§ **SET PROBLEM**: Copy out every line below character for character, leaving out the pictures.

Layout dataset entries
════════════════════
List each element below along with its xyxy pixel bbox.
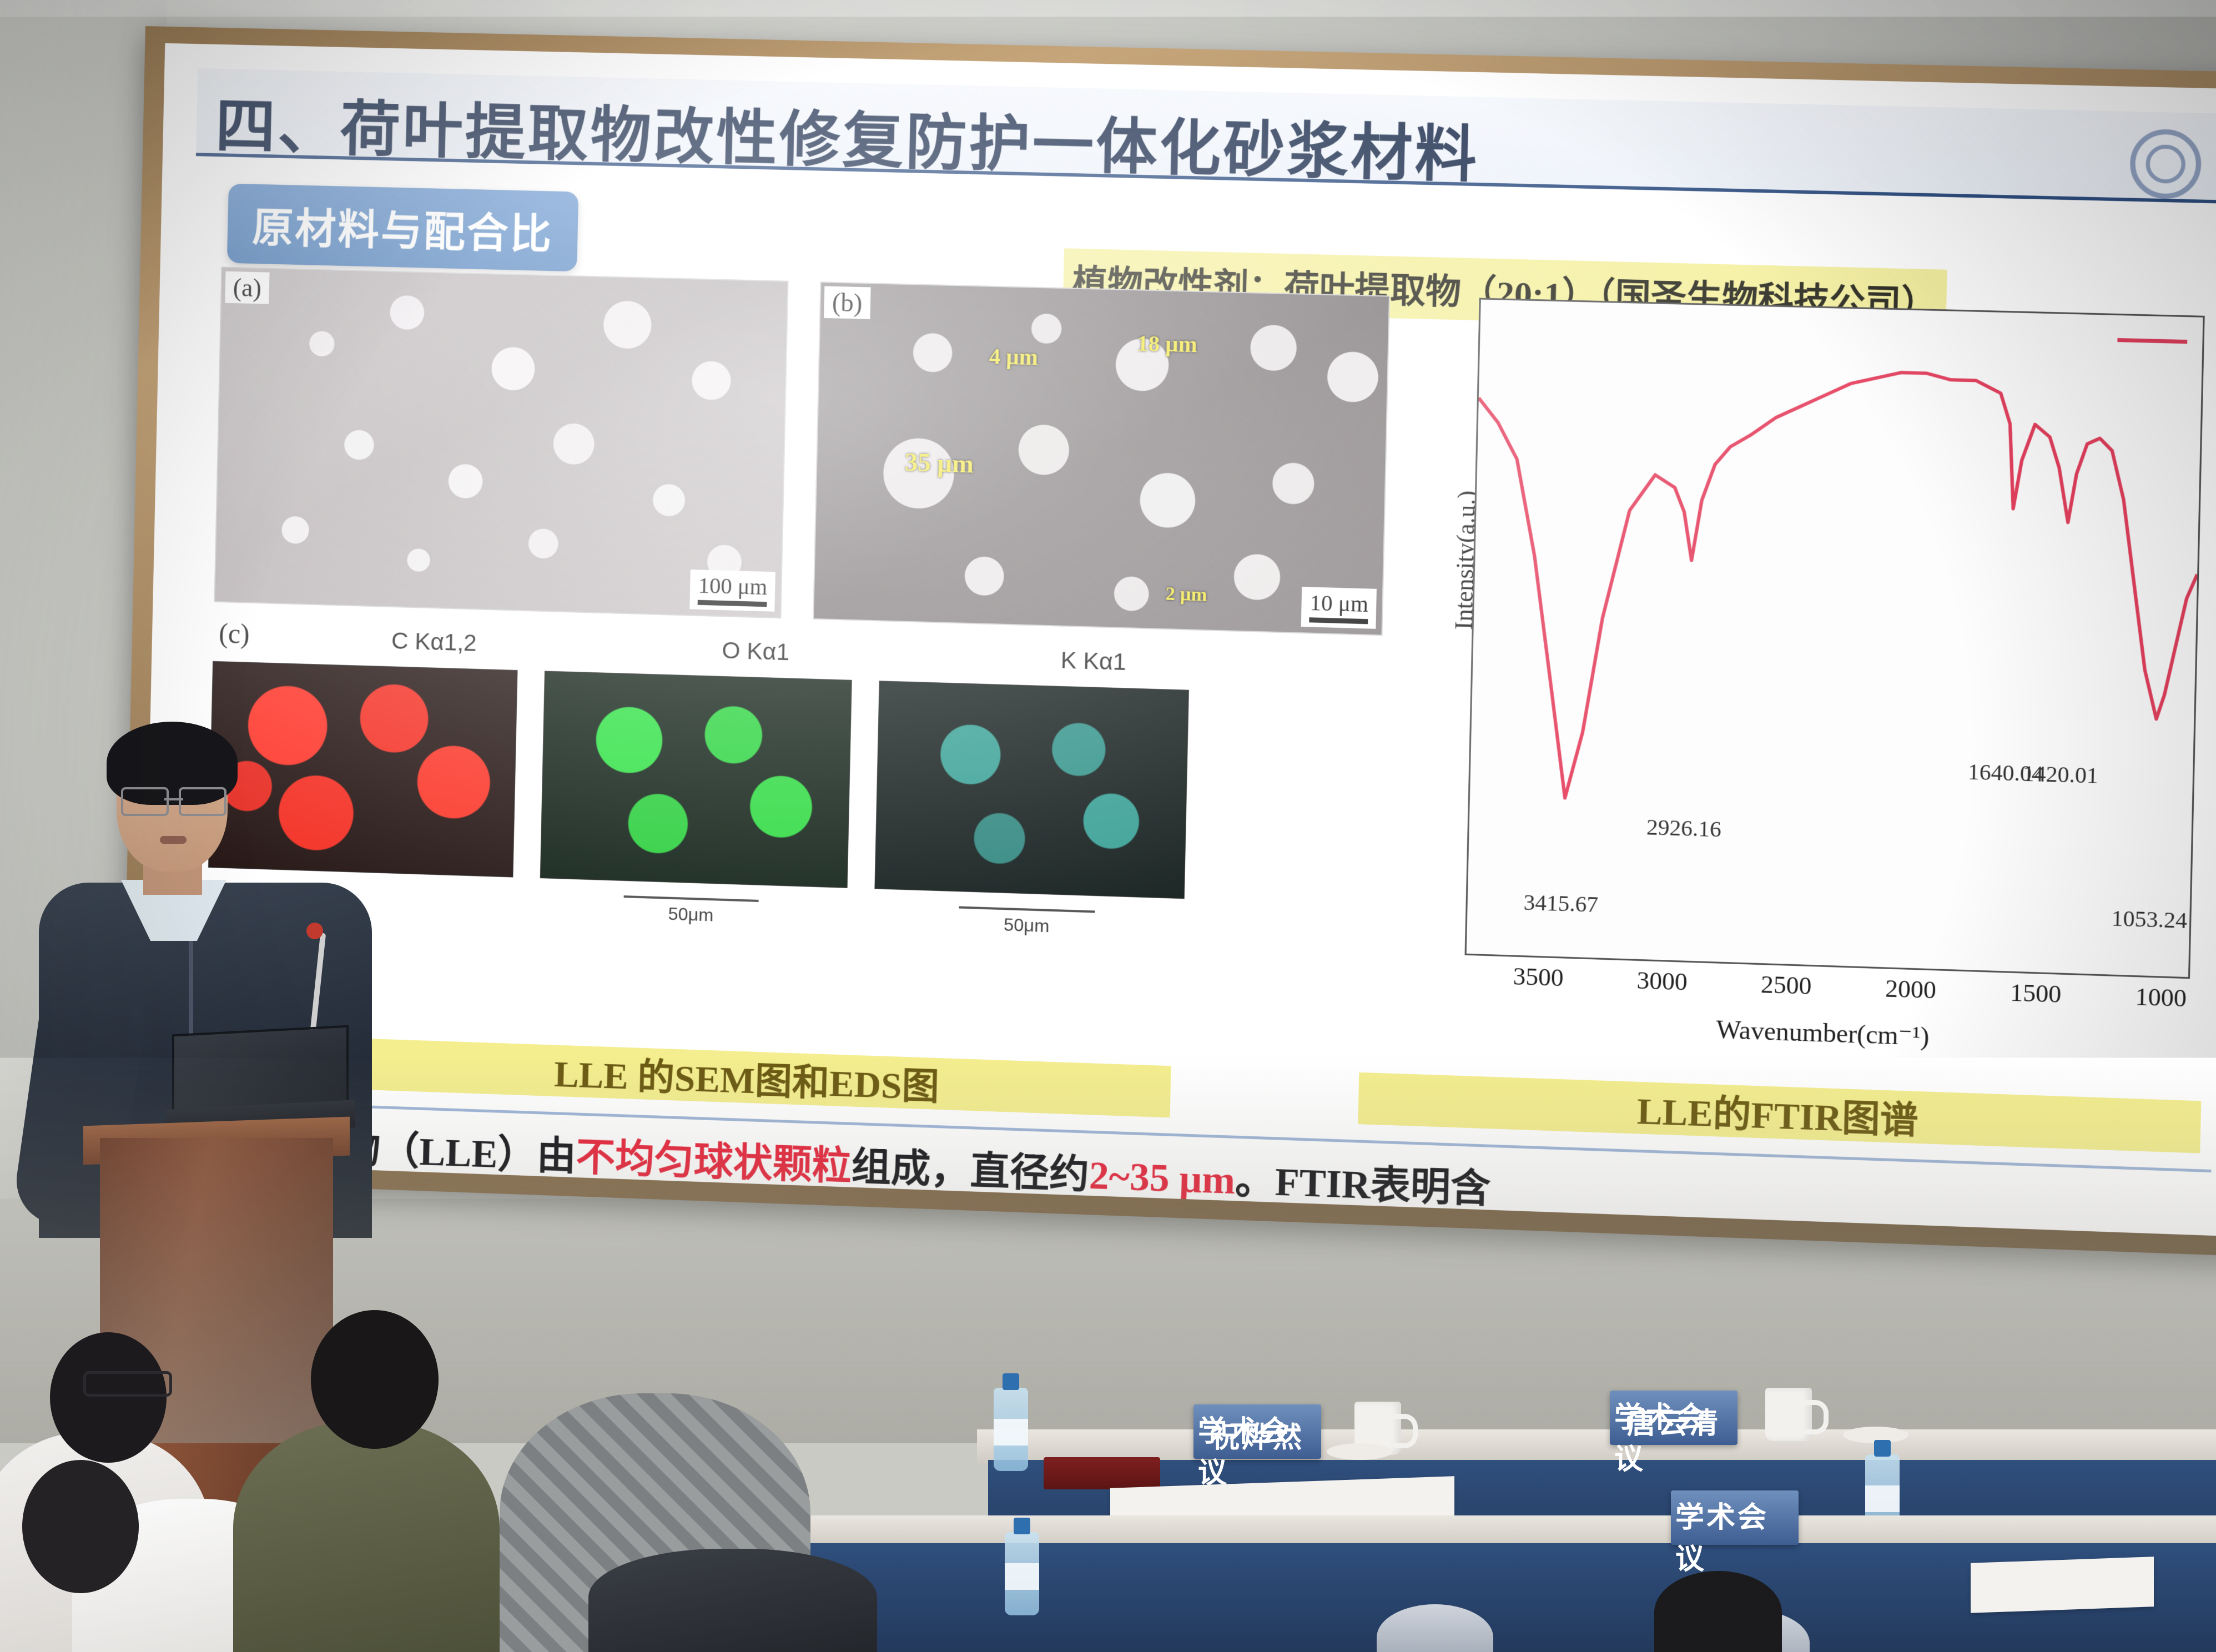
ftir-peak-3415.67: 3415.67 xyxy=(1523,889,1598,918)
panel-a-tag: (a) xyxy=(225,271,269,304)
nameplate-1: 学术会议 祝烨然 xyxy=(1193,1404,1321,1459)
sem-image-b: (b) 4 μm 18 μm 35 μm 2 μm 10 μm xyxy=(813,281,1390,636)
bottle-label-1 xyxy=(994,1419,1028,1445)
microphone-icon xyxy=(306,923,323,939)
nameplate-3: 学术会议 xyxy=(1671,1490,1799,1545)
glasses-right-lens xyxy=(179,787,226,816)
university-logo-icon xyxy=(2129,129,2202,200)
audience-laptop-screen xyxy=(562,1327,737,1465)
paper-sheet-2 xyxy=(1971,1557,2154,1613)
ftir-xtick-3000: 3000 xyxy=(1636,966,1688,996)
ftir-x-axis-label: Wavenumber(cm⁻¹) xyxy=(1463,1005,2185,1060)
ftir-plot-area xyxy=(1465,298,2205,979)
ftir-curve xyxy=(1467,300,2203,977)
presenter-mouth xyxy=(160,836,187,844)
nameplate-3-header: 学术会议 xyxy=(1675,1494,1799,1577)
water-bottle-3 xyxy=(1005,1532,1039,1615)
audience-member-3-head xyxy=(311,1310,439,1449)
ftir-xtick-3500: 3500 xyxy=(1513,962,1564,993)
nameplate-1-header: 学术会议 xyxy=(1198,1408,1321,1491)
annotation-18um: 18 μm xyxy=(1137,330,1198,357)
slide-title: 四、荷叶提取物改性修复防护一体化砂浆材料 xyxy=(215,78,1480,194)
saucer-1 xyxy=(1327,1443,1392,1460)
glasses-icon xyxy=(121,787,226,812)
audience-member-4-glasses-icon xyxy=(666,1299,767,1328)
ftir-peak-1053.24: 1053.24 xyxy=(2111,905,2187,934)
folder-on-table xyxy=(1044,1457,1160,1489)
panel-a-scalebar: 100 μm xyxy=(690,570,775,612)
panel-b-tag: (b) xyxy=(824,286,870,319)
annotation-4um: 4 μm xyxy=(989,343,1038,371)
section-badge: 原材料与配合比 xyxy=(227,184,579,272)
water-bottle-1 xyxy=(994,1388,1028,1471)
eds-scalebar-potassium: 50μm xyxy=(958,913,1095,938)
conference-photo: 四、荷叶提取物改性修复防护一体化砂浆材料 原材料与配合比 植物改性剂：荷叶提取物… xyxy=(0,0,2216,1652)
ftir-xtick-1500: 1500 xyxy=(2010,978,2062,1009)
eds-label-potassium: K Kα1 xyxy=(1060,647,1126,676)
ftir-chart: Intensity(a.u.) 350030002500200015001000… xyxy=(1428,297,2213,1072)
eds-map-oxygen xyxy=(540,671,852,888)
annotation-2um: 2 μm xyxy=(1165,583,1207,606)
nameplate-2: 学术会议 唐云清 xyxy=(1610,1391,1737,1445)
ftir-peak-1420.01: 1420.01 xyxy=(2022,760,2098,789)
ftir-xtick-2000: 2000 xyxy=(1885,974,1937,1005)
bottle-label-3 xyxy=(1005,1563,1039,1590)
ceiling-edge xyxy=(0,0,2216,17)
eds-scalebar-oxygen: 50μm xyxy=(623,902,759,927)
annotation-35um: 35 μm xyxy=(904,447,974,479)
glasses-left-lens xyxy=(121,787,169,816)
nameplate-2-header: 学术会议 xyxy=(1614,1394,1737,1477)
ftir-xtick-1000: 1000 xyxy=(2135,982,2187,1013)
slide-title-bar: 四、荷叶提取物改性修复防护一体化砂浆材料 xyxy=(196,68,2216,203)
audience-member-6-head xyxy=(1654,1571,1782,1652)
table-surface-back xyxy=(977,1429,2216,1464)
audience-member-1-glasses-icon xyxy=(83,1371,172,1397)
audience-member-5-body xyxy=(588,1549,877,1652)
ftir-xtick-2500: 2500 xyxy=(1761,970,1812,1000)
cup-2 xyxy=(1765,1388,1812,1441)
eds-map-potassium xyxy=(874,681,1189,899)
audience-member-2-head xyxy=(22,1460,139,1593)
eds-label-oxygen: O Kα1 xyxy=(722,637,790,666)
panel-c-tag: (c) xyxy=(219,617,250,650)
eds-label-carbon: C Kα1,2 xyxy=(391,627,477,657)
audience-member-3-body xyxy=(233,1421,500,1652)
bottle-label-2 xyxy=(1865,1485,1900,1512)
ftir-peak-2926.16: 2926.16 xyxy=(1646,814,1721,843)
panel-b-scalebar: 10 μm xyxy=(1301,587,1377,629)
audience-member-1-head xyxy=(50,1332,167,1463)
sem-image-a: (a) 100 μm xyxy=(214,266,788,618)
════════════════════
§ **TASK SOLUTION**:
List each element below along with its xyxy pixel bbox.
ftir-peak-3415.67: 3415.67 xyxy=(1523,889,1598,918)
panel-a-tag: (a) xyxy=(225,271,269,304)
nameplate-1: 学术会议 祝烨然 xyxy=(1193,1404,1321,1459)
sem-image-b: (b) 4 μm 18 μm 35 μm 2 μm 10 μm xyxy=(813,281,1390,636)
bottle-label-1 xyxy=(994,1419,1028,1445)
microphone-icon xyxy=(306,923,323,939)
nameplate-3: 学术会议 xyxy=(1671,1490,1799,1545)
glasses-right-lens xyxy=(179,787,226,816)
university-logo-icon xyxy=(2129,129,2202,200)
audience-laptop-screen xyxy=(562,1327,737,1465)
paper-sheet-2 xyxy=(1971,1557,2154,1613)
ftir-xtick-3000: 3000 xyxy=(1636,966,1688,996)
ftir-x-axis-label: Wavenumber(cm⁻¹) xyxy=(1463,1005,2185,1060)
ftir-plot-area xyxy=(1465,298,2205,979)
ftir-curve xyxy=(1467,300,2203,977)
presenter-mouth xyxy=(160,836,187,844)
nameplate-3-header: 学术会议 xyxy=(1675,1494,1799,1577)
water-bottle-3 xyxy=(1005,1532,1039,1615)
audience-member-3-head xyxy=(311,1310,439,1449)
ftir-xtick-3500: 3500 xyxy=(1513,962,1564,993)
nameplate-1-header: 学术会议 xyxy=(1198,1408,1321,1491)
annotation-18um: 18 μm xyxy=(1137,330,1198,357)
slide-title: 四、荷叶提取物改性修复防护一体化砂浆材料 xyxy=(215,78,1480,194)
saucer-1 xyxy=(1327,1443,1392,1460)
glasses-icon xyxy=(121,787,226,812)
audience-member-4-glasses-icon xyxy=(666,1299,767,1328)
ftir-peak-1053.24: 1053.24 xyxy=(2111,905,2187,934)
folder-on-table xyxy=(1044,1457,1160,1489)
panel-a-scalebar: 100 μm xyxy=(690,570,775,612)
panel-b-tag: (b) xyxy=(824,286,870,319)
annotation-4um: 4 μm xyxy=(989,343,1038,371)
section-badge: 原材料与配合比 xyxy=(227,184,579,272)
water-bottle-1 xyxy=(994,1388,1028,1471)
eds-scalebar-potassium: 50μm xyxy=(958,913,1095,938)
conference-photo: 四、荷叶提取物改性修复防护一体化砂浆材料 原材料与配合比 植物改性剂：荷叶提取物… xyxy=(0,0,2216,1652)
ftir-xtick-1500: 1500 xyxy=(2010,978,2062,1009)
eds-label-potassium: K Kα1 xyxy=(1060,647,1126,676)
ftir-chart: Intensity(a.u.) 350030002500200015001000… xyxy=(1428,297,2213,1072)
eds-map-oxygen xyxy=(540,671,852,888)
annotation-2um: 2 μm xyxy=(1165,583,1207,606)
nameplate-2: 学术会议 唐云清 xyxy=(1610,1391,1737,1445)
ftir-peak-1420.01: 1420.01 xyxy=(2022,760,2098,789)
ftir-xtick-2000: 2000 xyxy=(1885,974,1937,1005)
bottle-label-3 xyxy=(1005,1563,1039,1590)
ceiling-edge xyxy=(0,0,2216,17)
eds-scalebar-oxygen: 50μm xyxy=(623,902,759,927)
annotation-35um: 35 μm xyxy=(904,447,974,479)
glasses-left-lens xyxy=(121,787,169,816)
nameplate-2-header: 学术会议 xyxy=(1614,1394,1737,1477)
ftir-xtick-1000: 1000 xyxy=(2135,982,2187,1013)
slide-title-bar: 四、荷叶提取物改性修复防护一体化砂浆材料 xyxy=(196,68,2216,203)
audience-member-6-head xyxy=(1654,1571,1782,1652)
table-surface-back xyxy=(977,1429,2216,1464)
audience-member-1-glasses-icon xyxy=(83,1371,172,1397)
audience-member-5-body xyxy=(588,1549,877,1652)
ftir-xtick-2500: 2500 xyxy=(1761,970,1812,1000)
cup-2 xyxy=(1765,1388,1812,1441)
eds-map-potassium xyxy=(874,681,1189,899)
audience-member-2-head xyxy=(22,1460,139,1593)
eds-label-oxygen: O Kα1 xyxy=(722,637,790,666)
panel-c-tag: (c) xyxy=(219,617,250,650)
eds-label-carbon: C Kα1,2 xyxy=(391,627,477,657)
audience-member-3-body xyxy=(233,1421,500,1652)
bottle-label-2 xyxy=(1865,1485,1900,1512)
ftir-peak-2926.16: 2926.16 xyxy=(1646,814,1721,843)
panel-b-scalebar: 10 μm xyxy=(1301,587,1377,629)
audience-member-1-head xyxy=(50,1332,167,1463)
sem-image-a: (a) 100 μm xyxy=(214,266,788,618)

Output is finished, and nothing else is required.